## INSTRUCTIONS FOR THE TASK
State the number of lines that contain the word "ylabel", and add nothing else.

++++++++++++++++++++

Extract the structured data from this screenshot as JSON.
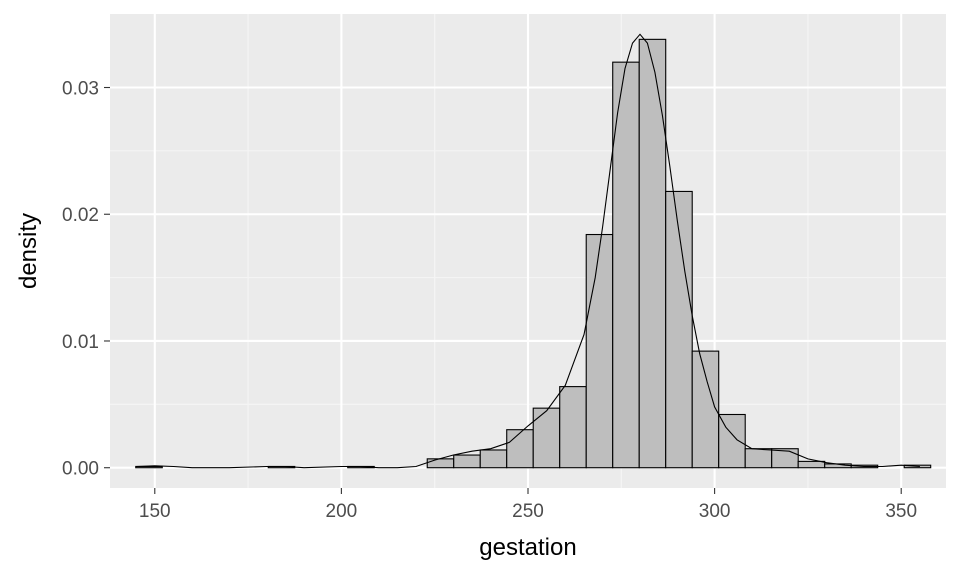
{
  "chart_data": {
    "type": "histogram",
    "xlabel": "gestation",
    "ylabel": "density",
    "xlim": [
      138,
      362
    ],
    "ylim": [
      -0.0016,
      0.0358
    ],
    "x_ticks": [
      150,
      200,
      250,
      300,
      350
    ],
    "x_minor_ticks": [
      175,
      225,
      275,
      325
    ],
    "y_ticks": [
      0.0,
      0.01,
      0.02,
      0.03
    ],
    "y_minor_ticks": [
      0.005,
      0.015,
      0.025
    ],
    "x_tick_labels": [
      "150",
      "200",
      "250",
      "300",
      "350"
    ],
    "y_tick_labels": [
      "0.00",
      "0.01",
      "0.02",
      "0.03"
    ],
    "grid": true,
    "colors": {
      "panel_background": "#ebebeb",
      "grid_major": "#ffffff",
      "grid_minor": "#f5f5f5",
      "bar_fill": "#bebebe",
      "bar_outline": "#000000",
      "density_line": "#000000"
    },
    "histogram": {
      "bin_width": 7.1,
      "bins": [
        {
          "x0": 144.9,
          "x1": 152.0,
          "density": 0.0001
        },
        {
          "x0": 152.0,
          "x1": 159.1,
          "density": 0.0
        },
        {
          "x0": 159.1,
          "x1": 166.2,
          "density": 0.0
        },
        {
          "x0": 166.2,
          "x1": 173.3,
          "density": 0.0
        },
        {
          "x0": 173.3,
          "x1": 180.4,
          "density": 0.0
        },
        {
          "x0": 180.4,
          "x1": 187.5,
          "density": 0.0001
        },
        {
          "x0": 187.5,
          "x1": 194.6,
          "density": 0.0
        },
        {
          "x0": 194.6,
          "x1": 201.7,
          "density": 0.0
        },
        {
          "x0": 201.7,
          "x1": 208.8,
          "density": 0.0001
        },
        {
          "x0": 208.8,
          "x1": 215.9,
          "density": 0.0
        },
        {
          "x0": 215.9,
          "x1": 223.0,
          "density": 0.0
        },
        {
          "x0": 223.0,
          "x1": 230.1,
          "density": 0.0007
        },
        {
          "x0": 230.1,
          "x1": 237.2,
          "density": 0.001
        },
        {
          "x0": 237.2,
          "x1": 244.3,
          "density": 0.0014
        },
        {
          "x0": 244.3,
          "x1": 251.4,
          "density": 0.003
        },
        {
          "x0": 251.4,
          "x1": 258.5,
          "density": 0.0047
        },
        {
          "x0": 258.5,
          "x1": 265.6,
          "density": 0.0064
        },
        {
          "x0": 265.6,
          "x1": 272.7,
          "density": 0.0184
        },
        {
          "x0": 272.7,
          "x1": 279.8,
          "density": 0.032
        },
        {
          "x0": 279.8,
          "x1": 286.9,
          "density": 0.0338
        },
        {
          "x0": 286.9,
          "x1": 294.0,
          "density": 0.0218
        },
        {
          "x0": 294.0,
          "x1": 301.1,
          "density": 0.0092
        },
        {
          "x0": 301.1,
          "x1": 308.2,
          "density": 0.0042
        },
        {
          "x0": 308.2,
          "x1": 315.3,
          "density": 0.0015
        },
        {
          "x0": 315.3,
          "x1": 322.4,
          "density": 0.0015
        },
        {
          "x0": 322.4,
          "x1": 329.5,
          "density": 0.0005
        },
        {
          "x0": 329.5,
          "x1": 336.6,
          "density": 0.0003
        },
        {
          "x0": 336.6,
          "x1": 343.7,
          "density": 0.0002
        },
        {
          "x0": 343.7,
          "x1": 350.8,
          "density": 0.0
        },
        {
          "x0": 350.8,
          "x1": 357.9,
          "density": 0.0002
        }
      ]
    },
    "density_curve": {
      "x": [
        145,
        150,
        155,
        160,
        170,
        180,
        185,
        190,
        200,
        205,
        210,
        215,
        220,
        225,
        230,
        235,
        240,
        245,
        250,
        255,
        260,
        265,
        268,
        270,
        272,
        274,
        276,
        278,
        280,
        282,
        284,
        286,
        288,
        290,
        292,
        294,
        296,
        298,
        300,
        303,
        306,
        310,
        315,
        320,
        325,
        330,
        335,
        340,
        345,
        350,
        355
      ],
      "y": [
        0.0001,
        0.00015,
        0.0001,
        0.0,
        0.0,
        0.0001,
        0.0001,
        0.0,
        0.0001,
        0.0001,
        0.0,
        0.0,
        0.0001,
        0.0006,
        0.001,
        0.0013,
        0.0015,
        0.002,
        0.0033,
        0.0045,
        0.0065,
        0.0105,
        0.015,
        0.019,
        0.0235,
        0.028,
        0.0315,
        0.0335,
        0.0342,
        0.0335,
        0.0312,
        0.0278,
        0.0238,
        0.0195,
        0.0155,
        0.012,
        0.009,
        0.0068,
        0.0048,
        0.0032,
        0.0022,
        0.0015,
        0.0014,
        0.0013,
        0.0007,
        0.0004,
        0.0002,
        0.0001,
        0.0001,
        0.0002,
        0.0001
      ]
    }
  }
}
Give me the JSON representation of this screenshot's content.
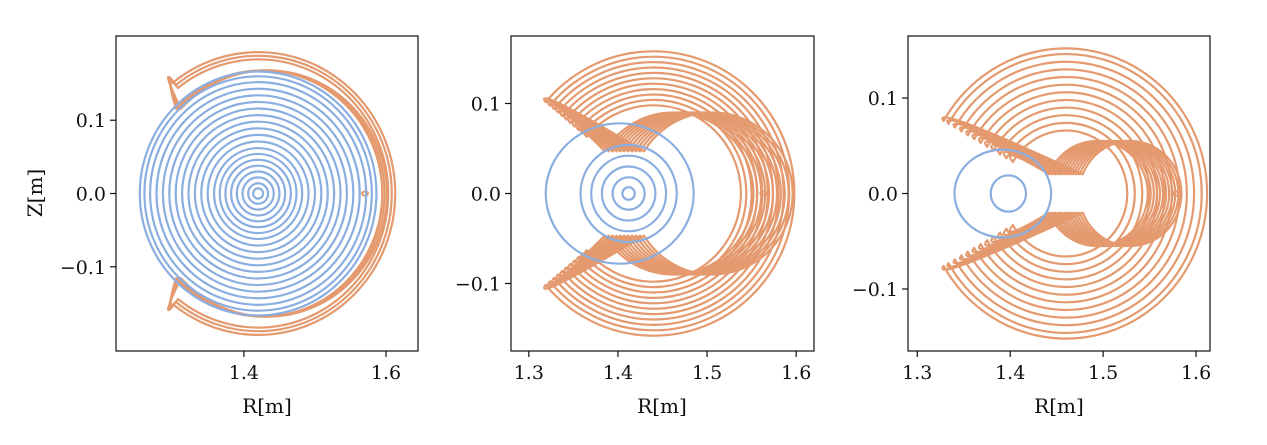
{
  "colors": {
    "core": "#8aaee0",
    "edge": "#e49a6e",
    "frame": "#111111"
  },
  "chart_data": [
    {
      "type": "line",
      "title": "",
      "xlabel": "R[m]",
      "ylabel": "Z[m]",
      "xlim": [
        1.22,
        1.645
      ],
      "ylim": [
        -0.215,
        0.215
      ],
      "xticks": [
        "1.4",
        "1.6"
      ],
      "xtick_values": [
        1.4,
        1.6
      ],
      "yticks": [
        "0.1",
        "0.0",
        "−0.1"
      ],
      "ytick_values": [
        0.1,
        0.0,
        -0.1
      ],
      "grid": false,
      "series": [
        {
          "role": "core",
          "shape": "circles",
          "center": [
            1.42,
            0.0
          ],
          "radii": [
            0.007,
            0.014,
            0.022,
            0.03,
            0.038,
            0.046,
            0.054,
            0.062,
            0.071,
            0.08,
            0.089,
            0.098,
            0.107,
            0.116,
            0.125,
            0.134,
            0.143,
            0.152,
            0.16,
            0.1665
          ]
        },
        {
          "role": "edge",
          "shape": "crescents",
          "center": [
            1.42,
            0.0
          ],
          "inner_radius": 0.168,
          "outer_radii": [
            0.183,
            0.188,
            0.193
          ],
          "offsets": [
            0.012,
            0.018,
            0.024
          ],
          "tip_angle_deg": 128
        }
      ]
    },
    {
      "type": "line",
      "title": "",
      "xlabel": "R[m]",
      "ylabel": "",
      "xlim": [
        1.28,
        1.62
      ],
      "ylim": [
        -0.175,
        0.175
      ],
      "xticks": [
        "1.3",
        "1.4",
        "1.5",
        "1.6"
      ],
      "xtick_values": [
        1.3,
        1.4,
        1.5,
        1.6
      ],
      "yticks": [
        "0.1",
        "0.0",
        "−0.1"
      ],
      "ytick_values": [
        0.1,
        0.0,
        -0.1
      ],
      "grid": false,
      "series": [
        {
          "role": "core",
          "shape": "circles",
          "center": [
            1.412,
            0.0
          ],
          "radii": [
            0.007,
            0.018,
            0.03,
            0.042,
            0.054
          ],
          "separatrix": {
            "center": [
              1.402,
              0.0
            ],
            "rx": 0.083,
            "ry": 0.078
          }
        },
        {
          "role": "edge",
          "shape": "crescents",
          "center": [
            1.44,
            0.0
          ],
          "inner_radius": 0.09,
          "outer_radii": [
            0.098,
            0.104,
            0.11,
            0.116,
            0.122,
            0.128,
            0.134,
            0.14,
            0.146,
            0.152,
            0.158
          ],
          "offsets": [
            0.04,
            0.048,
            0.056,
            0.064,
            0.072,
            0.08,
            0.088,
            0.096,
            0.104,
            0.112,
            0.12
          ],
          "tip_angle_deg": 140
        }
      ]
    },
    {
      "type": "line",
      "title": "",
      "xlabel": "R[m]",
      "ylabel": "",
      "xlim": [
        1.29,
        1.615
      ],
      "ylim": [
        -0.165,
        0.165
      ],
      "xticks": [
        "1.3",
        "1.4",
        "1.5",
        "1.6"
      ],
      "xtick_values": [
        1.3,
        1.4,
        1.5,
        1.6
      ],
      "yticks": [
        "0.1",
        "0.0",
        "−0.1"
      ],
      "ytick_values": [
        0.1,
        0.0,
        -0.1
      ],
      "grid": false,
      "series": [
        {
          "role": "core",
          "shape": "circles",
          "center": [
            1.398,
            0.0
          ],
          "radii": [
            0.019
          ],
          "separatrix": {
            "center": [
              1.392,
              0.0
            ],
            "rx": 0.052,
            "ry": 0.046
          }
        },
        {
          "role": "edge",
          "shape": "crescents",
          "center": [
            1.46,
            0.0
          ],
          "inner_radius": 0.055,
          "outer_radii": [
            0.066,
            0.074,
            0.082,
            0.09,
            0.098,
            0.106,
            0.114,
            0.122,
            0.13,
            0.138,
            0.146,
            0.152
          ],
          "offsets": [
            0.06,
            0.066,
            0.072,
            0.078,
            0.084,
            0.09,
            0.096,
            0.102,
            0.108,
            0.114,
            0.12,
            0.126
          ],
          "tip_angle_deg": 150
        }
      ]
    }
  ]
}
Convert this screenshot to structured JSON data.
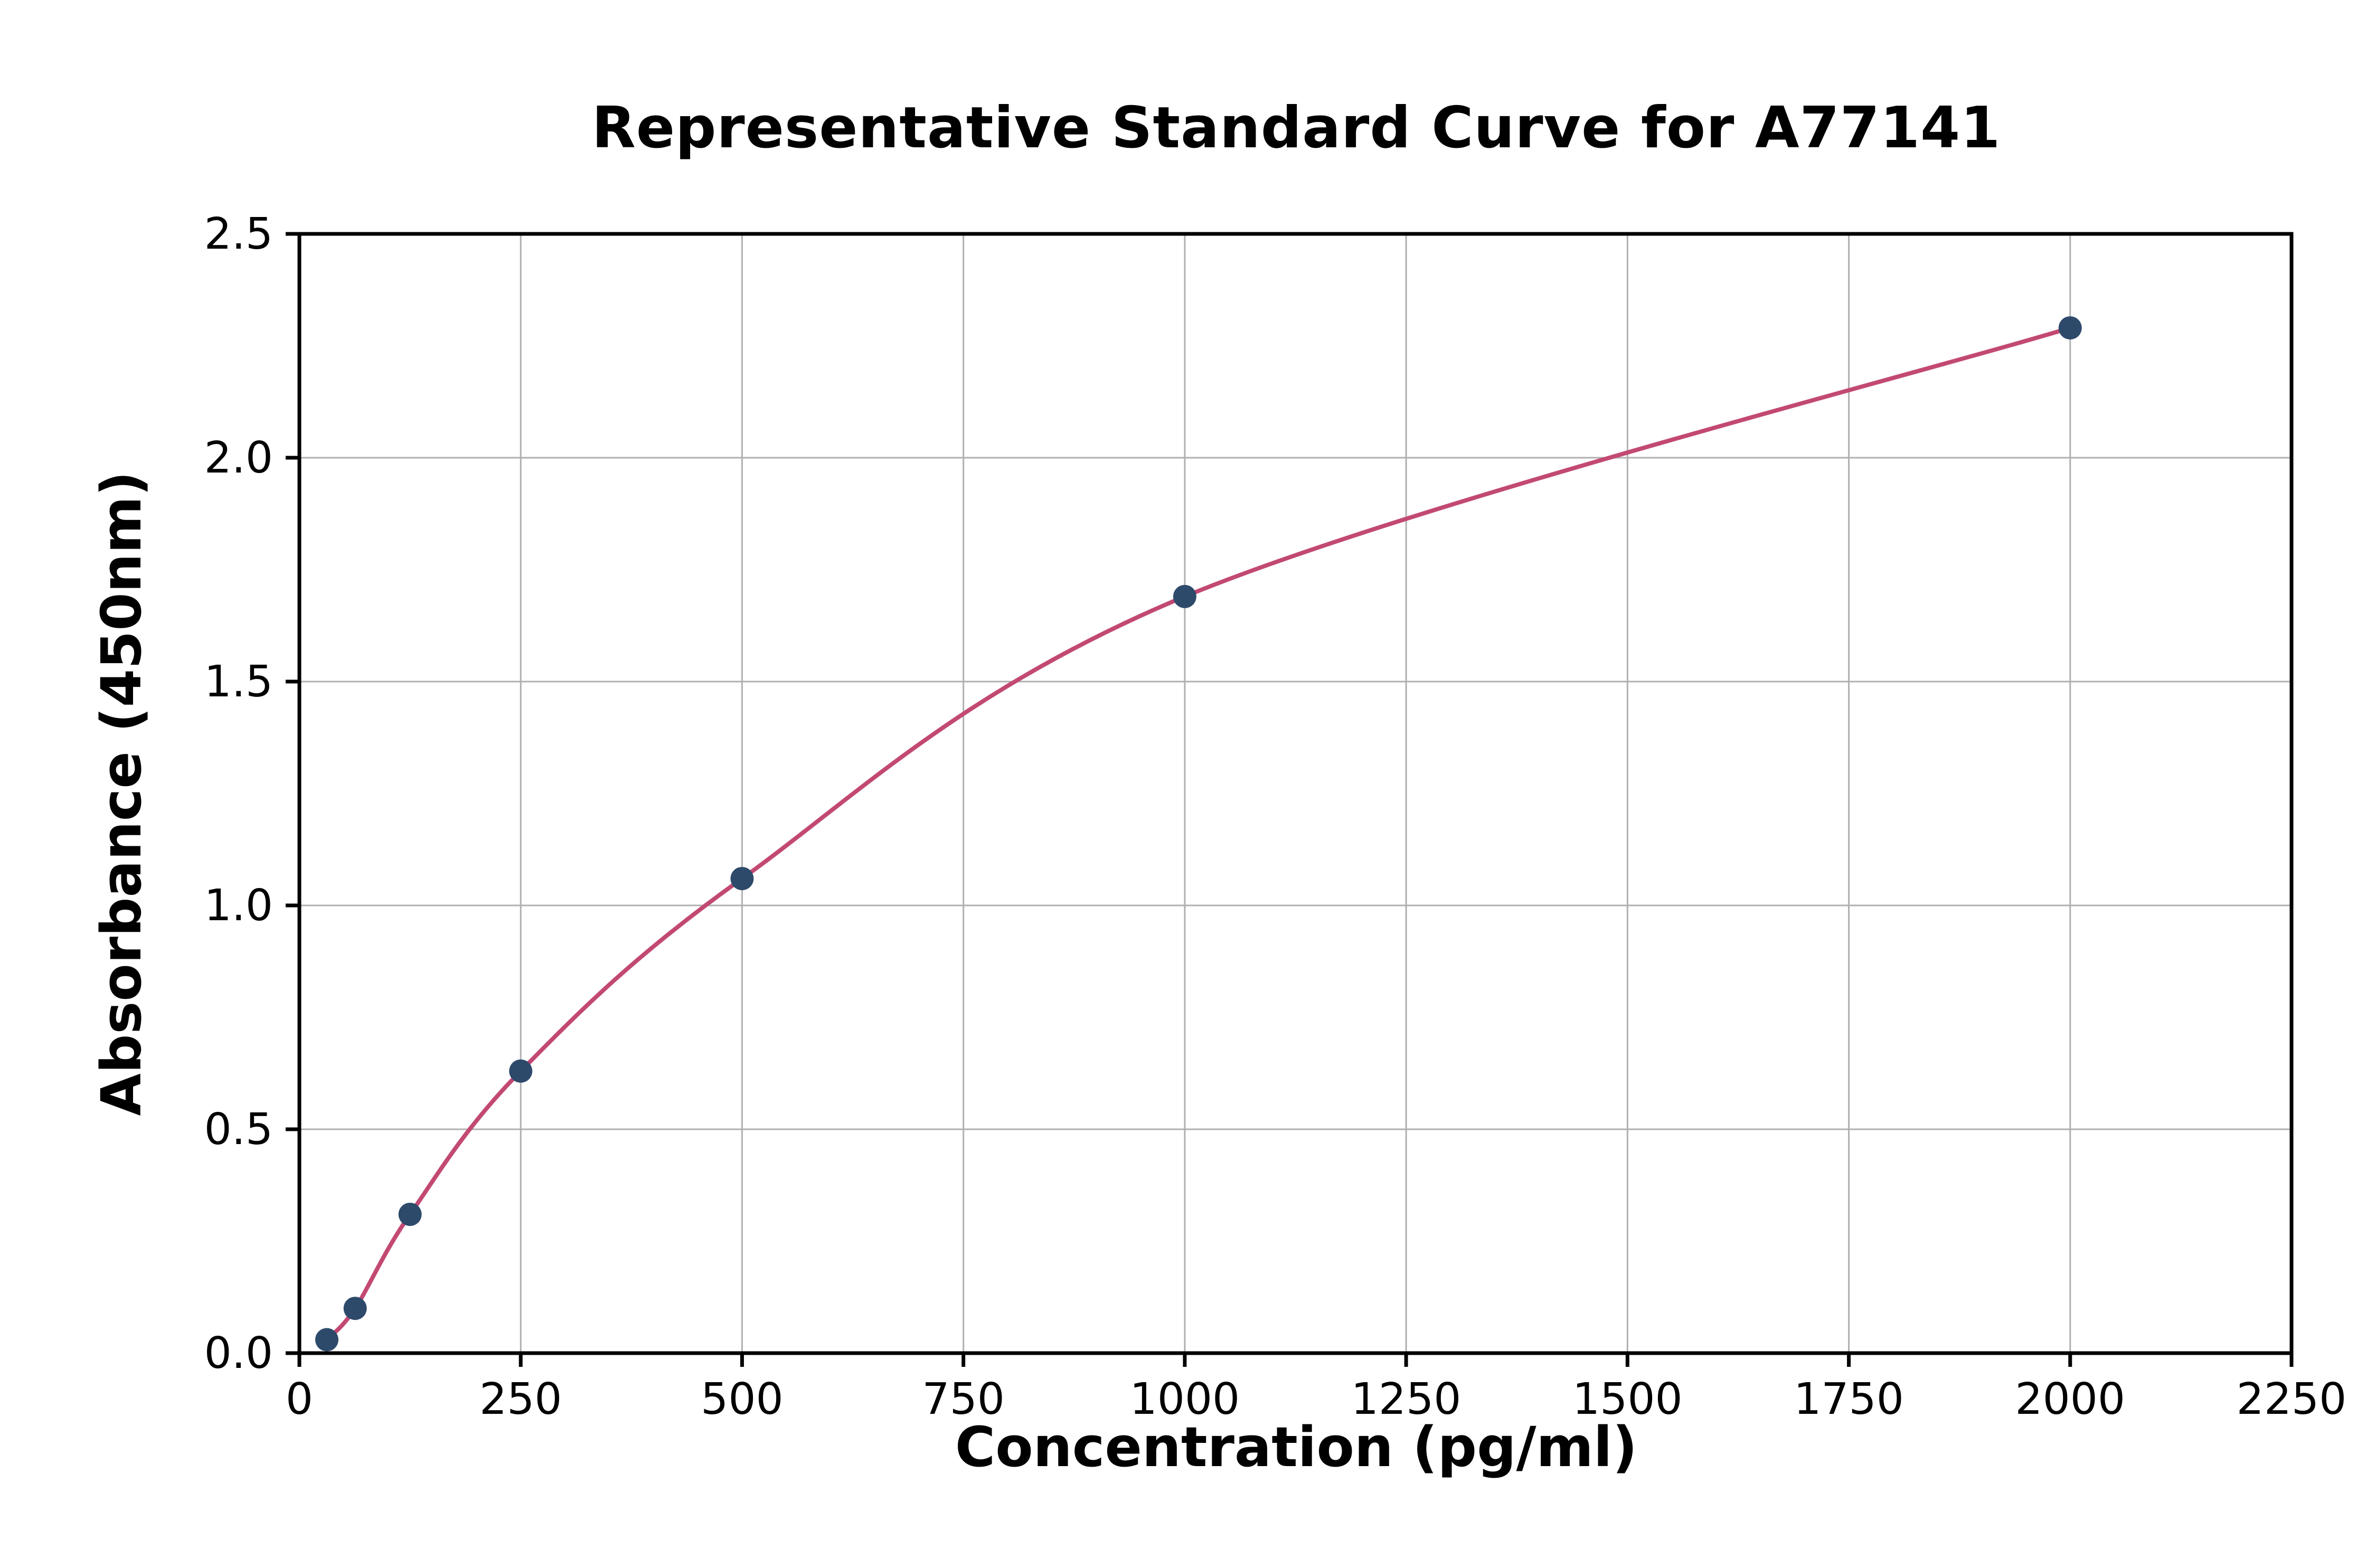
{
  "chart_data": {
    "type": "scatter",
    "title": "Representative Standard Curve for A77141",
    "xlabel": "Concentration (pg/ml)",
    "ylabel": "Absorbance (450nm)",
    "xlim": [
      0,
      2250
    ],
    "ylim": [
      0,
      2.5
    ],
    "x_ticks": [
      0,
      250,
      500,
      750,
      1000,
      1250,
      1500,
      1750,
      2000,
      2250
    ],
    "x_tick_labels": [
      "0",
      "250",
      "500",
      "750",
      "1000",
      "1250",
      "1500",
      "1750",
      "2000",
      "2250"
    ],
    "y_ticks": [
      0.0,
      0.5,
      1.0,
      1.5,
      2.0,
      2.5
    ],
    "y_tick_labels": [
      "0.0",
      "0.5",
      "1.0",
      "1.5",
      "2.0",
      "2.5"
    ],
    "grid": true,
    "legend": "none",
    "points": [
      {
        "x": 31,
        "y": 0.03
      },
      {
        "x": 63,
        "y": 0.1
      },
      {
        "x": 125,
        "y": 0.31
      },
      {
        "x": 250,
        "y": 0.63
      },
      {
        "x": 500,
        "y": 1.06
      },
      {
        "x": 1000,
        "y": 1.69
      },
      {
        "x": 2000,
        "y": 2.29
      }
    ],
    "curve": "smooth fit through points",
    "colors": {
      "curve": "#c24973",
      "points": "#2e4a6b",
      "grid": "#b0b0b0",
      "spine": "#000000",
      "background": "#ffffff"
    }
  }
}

++++++++++++++++++++

## THE COMPLETED TASK
5